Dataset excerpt
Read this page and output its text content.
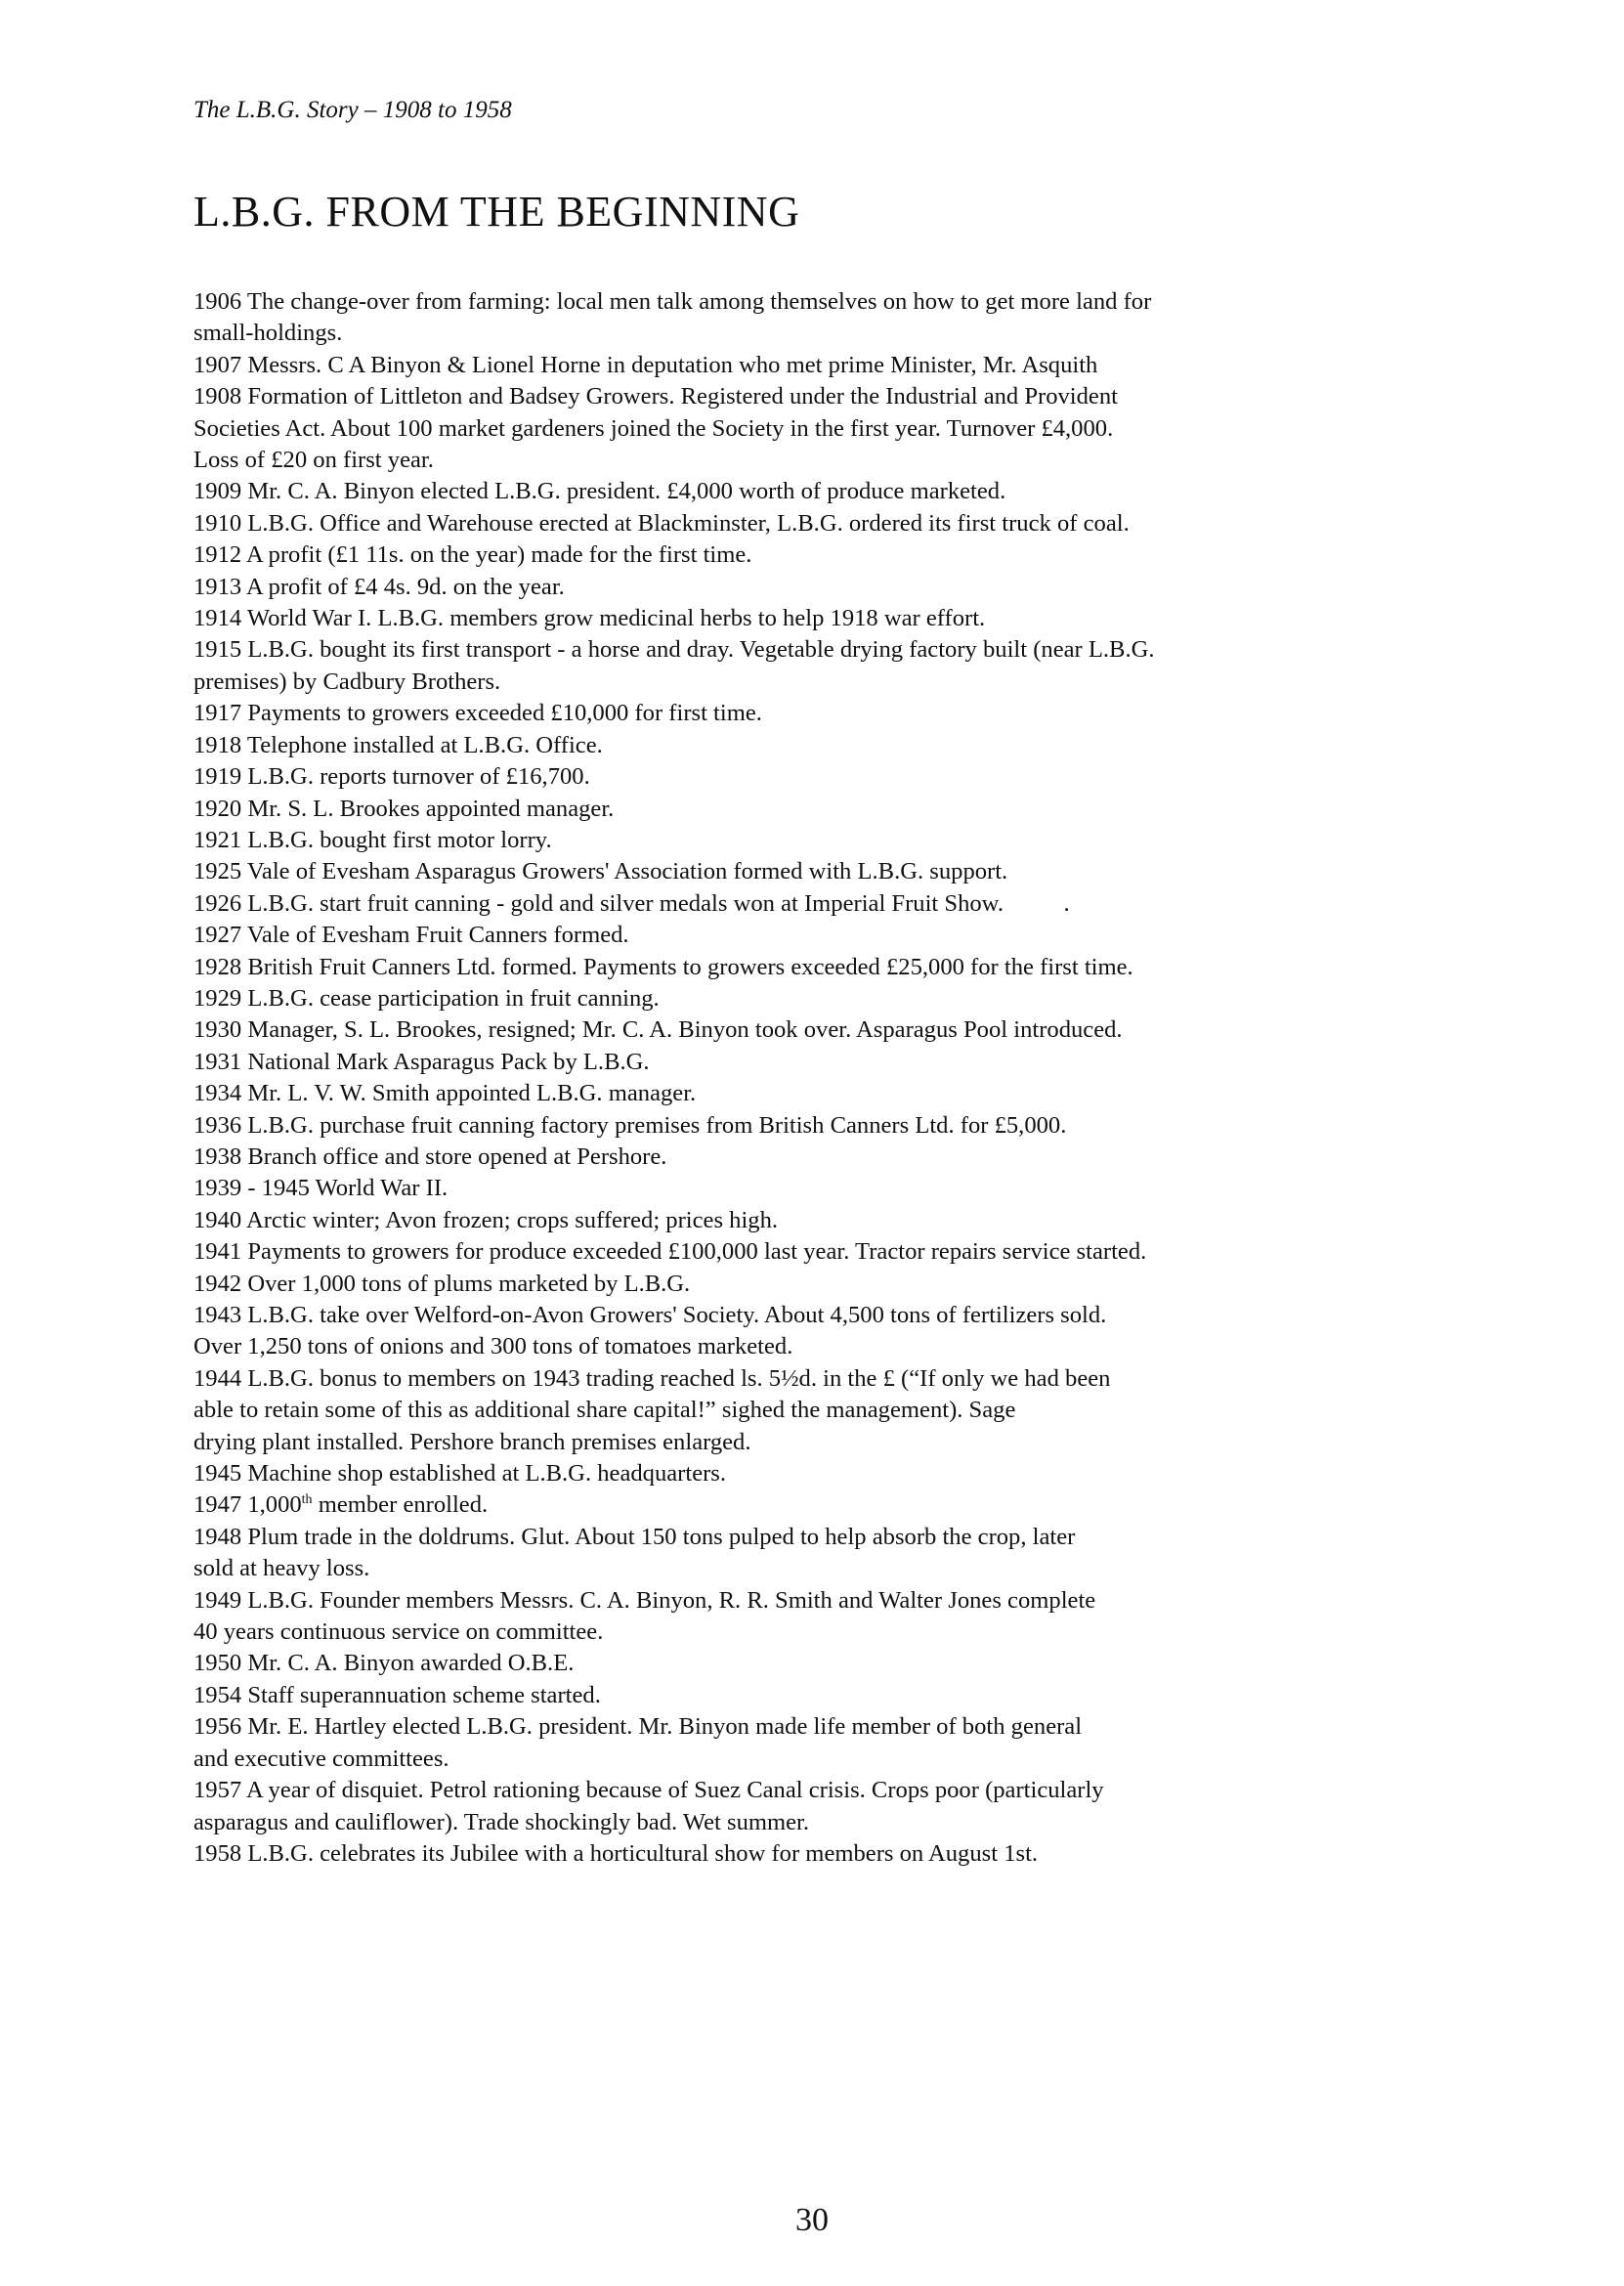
The L.B.G. Story – 1908 to 1958
L.B.G. FROM THE BEGINNING
1906 The change-over from farming: local men talk among themselves on how to get more land for
small-holdings.
1907 Messrs. C A Binyon & Lionel Horne in deputation who met prime Minister, Mr. Asquith
1908 Formation of Littleton and Badsey Growers. Registered under the Industrial and Provident
Societies Act. About 100 market gardeners joined the Society in the first year. Turnover £4,000.
Loss of £20 on first year.
1909 Mr. C. A. Binyon elected L.B.G. president. £4,000 worth of produce marketed.
1910 L.B.G. Office and Warehouse erected at Blackminster, L.B.G. ordered its first truck of coal.
1912 A profit (£1 11s. on the year) made for the first time.
1913 A profit of £4 4s. 9d. on the year.
1914 World War I. L.B.G. members grow medicinal herbs to help 1918 war effort.
1915 L.B.G. bought its first transport - a horse and dray. Vegetable drying factory built (near L.B.G.
premises) by Cadbury Brothers.
1917 Payments to growers exceeded £10,000 for first time.
1918 Telephone installed at L.B.G. Office.
1919 L.B.G. reports turnover of £16,700.
1920 Mr. S. L. Brookes appointed manager.
1921 L.B.G. bought first motor lorry.
1925 Vale of Evesham Asparagus Growers' Association formed with L.B.G. support.
1926 L.B.G. start fruit canning - gold and silver medals won at Imperial Fruit Show.          .
1927 Vale of Evesham Fruit Canners formed.
1928 British Fruit Canners Ltd. formed. Payments to growers exceeded £25,000 for the first time.
1929 L.B.G. cease participation in fruit canning.
1930 Manager, S. L. Brookes, resigned; Mr. C. A. Binyon took over. Asparagus Pool introduced.
1931 National Mark Asparagus Pack by L.B.G.
1934 Mr. L. V. W. Smith appointed L.B.G. manager.
1936 L.B.G. purchase fruit canning factory premises from British Canners Ltd. for £5,000.
1938 Branch office and store opened at Pershore.
1939 - 1945 World War II.
1940 Arctic winter; Avon frozen; crops suffered; prices high.
1941 Payments to growers for produce exceeded £100,000 last year. Tractor repairs service started.
1942 Over 1,000 tons of plums marketed by L.B.G.
1943 L.B.G. take over Welford-on-Avon Growers' Society. About 4,500 tons of fertilizers sold.
Over 1,250 tons of onions and 300 tons of tomatoes marketed.
1944 L.B.G. bonus to members on 1943 trading reached ls. 5½d. in the £ (“If only we had been
able to retain some of this as additional share capital!” sighed the management). Sage
drying plant installed. Pershore branch premises enlarged.
1945 Machine shop established at L.B.G. headquarters.
1947 1,000th member enrolled.
1948 Plum trade in the doldrums. Glut. About 150 tons pulped to help absorb the crop, later
sold at heavy loss.
1949 L.B.G. Founder members Messrs. C. A. Binyon, R. R. Smith and Walter Jones complete
40 years continuous service on committee.
1950 Mr. C. A. Binyon awarded O.B.E.
1954 Staff superannuation scheme started.
1956 Mr. E. Hartley elected L.B.G. president. Mr. Binyon made life member of both general
and executive committees.
1957 A year of disquiet. Petrol rationing because of Suez Canal crisis. Crops poor (particularly
asparagus and cauliflower). Trade shockingly bad. Wet summer.
1958 L.B.G. celebrates its Jubilee with a horticultural show for members on August 1st.
30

What you should do: Set every line down exactly as written, leaving each picture out.

Answer to the problem:
Read this page and output its text content.
The L.B.G. Story – 1908 to 1958
L.B.G. FROM THE BEGINNING
1906 The change-over from farming: local men talk among themselves on how to get more land for
small-holdings.
1907 Messrs. C A Binyon & Lionel Horne in deputation who met prime Minister, Mr. Asquith
1908 Formation of Littleton and Badsey Growers. Registered under the Industrial and Provident
Societies Act. About 100 market gardeners joined the Society in the first year. Turnover £4,000.
Loss of £20 on first year.
1909 Mr. C. A. Binyon elected L.B.G. president. £4,000 worth of produce marketed.
1910 L.B.G. Office and Warehouse erected at Blackminster, L.B.G. ordered its first truck of coal.
1912 A profit (£1 11s. on the year) made for the first time.
1913 A profit of £4 4s. 9d. on the year.
1914 World War I. L.B.G. members grow medicinal herbs to help 1918 war effort.
1915 L.B.G. bought its first transport - a horse and dray. Vegetable drying factory built (near L.B.G.
premises) by Cadbury Brothers.
1917 Payments to growers exceeded £10,000 for first time.
1918 Telephone installed at L.B.G. Office.
1919 L.B.G. reports turnover of £16,700.
1920 Mr. S. L. Brookes appointed manager.
1921 L.B.G. bought first motor lorry.
1925 Vale of Evesham Asparagus Growers' Association formed with L.B.G. support.
1926 L.B.G. start fruit canning - gold and silver medals won at Imperial Fruit Show.          .
1927 Vale of Evesham Fruit Canners formed.
1928 British Fruit Canners Ltd. formed. Payments to growers exceeded £25,000 for the first time.
1929 L.B.G. cease participation in fruit canning.
1930 Manager, S. L. Brookes, resigned; Mr. C. A. Binyon took over. Asparagus Pool introduced.
1931 National Mark Asparagus Pack by L.B.G.
1934 Mr. L. V. W. Smith appointed L.B.G. manager.
1936 L.B.G. purchase fruit canning factory premises from British Canners Ltd. for £5,000.
1938 Branch office and store opened at Pershore.
1939 - 1945 World War II.
1940 Arctic winter; Avon frozen; crops suffered; prices high.
1941 Payments to growers for produce exceeded £100,000 last year. Tractor repairs service started.
1942 Over 1,000 tons of plums marketed by L.B.G.
1943 L.B.G. take over Welford-on-Avon Growers' Society. About 4,500 tons of fertilizers sold.
Over 1,250 tons of onions and 300 tons of tomatoes marketed.
1944 L.B.G. bonus to members on 1943 trading reached ls. 5½d. in the £ (“If only we had been
able to retain some of this as additional share capital!” sighed the management). Sage
drying plant installed. Pershore branch premises enlarged.
1945 Machine shop established at L.B.G. headquarters.
1947 1,000th member enrolled.
1948 Plum trade in the doldrums. Glut. About 150 tons pulped to help absorb the crop, later
sold at heavy loss.
1949 L.B.G. Founder members Messrs. C. A. Binyon, R. R. Smith and Walter Jones complete
40 years continuous service on committee.
1950 Mr. C. A. Binyon awarded O.B.E.
1954 Staff superannuation scheme started.
1956 Mr. E. Hartley elected L.B.G. president. Mr. Binyon made life member of both general
and executive committees.
1957 A year of disquiet. Petrol rationing because of Suez Canal crisis. Crops poor (particularly
asparagus and cauliflower). Trade shockingly bad. Wet summer.
1958 L.B.G. celebrates its Jubilee with a horticultural show for members on August 1st.
30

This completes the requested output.